• _Exercise objective_:
Gather up every line that includes the string "Revenue".

==========

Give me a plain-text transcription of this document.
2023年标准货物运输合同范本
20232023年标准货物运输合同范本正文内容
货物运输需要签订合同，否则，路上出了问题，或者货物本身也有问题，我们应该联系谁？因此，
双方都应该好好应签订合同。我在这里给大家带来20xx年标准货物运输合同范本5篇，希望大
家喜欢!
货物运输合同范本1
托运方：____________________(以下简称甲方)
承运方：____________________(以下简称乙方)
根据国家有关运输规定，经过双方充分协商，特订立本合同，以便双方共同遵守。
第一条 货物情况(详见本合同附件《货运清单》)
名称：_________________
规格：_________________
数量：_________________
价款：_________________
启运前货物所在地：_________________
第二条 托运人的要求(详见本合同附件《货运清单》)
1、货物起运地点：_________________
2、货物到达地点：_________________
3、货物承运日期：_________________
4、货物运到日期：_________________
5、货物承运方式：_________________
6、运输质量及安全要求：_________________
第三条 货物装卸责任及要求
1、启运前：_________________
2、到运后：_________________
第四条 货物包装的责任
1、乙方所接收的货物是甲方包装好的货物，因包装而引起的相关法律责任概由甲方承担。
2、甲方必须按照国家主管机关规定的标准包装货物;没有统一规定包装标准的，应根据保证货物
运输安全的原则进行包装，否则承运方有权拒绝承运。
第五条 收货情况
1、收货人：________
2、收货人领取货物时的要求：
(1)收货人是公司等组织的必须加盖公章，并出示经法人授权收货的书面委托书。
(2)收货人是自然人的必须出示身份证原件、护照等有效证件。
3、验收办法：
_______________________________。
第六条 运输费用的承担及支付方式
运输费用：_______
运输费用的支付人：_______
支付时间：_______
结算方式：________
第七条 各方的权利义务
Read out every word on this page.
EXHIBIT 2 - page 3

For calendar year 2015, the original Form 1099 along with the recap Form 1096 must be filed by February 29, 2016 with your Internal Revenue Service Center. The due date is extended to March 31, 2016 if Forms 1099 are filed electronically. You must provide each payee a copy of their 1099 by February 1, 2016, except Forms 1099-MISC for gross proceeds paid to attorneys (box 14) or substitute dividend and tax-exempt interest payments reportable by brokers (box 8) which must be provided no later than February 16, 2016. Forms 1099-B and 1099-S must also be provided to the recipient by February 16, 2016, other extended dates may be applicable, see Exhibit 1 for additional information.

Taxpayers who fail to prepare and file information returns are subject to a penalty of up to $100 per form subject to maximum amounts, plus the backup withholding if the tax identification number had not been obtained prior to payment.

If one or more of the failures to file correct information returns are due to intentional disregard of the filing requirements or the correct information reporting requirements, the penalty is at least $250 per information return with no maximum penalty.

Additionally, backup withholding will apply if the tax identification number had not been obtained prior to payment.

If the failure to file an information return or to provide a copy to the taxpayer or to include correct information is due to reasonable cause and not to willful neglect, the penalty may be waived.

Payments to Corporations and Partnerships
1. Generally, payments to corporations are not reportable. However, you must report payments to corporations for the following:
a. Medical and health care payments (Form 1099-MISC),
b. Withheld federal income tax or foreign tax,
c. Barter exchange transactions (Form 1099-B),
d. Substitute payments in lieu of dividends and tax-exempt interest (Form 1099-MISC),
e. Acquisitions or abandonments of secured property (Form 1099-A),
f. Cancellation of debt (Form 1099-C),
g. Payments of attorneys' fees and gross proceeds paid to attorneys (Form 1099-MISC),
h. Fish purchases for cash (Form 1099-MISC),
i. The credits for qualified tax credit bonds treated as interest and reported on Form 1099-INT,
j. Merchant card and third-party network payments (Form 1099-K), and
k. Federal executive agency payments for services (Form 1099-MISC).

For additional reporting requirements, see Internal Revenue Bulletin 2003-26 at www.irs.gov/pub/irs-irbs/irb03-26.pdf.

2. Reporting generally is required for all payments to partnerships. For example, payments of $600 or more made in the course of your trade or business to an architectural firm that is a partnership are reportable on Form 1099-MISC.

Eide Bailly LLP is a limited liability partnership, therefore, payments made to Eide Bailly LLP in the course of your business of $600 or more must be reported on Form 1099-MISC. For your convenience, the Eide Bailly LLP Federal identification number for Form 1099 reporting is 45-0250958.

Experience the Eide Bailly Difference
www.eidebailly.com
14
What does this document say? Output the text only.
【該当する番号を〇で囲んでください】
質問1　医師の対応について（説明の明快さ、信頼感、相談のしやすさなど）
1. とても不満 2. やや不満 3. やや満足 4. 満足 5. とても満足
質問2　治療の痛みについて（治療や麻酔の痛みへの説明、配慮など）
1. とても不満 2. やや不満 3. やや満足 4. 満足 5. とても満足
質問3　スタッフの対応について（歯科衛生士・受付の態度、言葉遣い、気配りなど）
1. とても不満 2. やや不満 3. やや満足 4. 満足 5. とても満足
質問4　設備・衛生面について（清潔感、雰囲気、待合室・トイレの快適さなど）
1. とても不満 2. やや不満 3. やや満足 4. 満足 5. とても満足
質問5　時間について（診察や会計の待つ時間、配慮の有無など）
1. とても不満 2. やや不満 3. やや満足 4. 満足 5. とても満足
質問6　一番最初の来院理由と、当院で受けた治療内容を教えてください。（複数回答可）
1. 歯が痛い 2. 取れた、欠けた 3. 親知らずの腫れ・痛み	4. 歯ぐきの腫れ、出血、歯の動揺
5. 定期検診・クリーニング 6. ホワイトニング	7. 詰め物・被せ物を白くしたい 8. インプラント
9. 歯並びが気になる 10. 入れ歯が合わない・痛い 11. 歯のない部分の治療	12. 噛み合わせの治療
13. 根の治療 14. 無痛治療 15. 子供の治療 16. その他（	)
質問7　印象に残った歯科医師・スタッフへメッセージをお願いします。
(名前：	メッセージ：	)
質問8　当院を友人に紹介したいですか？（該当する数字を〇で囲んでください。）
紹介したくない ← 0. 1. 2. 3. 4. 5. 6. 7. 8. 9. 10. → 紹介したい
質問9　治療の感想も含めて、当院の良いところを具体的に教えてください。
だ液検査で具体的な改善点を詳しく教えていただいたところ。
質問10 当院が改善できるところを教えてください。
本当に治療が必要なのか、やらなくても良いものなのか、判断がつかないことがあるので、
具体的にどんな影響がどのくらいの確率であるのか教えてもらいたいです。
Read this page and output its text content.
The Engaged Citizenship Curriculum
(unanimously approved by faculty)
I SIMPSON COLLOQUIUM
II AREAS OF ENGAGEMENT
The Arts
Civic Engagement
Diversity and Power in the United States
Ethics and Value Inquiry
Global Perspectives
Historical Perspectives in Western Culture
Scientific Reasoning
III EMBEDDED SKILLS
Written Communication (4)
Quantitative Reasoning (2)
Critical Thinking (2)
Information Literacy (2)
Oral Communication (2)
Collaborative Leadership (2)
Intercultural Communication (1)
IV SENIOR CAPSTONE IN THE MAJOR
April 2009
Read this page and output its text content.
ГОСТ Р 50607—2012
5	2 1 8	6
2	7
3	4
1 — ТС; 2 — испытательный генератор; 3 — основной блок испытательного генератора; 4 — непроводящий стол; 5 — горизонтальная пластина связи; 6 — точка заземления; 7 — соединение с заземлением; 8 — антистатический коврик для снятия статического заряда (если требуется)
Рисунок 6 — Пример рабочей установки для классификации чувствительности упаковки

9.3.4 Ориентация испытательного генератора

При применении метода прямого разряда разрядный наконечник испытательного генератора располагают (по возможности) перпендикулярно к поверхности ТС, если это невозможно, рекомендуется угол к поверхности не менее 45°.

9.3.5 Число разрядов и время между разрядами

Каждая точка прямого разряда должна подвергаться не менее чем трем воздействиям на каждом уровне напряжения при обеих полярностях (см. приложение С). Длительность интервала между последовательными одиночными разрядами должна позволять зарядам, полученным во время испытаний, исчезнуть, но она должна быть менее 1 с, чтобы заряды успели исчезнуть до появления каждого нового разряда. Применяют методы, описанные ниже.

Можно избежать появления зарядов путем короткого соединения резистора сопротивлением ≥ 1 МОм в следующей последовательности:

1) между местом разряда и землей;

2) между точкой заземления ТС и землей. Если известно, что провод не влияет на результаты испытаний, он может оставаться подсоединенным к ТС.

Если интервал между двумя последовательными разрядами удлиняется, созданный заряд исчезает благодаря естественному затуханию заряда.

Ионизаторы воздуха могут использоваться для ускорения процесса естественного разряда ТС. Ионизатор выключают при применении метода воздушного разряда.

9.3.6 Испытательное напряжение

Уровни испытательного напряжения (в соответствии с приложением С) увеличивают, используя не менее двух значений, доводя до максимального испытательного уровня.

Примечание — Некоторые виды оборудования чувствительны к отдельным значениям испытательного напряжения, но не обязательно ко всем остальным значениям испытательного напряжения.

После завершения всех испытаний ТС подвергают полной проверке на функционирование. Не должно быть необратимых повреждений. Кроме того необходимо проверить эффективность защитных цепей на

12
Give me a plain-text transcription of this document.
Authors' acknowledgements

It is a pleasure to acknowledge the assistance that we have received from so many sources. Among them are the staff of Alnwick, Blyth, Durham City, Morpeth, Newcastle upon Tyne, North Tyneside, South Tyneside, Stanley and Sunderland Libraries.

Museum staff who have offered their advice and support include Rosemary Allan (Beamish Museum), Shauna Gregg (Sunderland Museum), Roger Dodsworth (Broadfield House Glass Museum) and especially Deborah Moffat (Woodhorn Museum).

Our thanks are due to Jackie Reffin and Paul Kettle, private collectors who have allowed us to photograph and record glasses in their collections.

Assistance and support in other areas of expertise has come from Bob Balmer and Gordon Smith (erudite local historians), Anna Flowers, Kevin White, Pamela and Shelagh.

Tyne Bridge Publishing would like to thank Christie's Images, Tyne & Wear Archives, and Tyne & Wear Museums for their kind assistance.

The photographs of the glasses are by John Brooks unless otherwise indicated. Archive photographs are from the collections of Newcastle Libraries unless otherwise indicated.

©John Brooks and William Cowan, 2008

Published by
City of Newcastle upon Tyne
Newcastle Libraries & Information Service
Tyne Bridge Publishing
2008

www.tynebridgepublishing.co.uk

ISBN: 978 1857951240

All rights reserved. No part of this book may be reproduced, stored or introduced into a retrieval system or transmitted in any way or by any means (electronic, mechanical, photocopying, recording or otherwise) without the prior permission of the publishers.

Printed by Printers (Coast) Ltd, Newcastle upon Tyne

==========

• _Finished exercise_:
For calendar year 2015, the original Form 1099 along with the recap Form 1096 must be filed by February 29, 2016 with your Internal Revenue Service Center. The due date is extended to March 31, 2016 if Forms 1099 are filed electronically. You must provide each payee a copy of their 1099 by February 1, 2016, except Forms 1099-MISC for gross proceeds paid to attorneys (box 14) or substitute dividend and tax-exempt interest payments reportable by brokers (box 8) which must be provided no later than February 16, 2016. Forms 1099-B and 1099-S must also be provided to the recipient by February 16, 2016, other extended dates may be applicable, see Exhibit 1 for additional information.
For additional reporting requirements, see Internal Revenue Bulletin 2003-26 at www.irs.gov/pub/irs-irbs/irb03-26.pdf.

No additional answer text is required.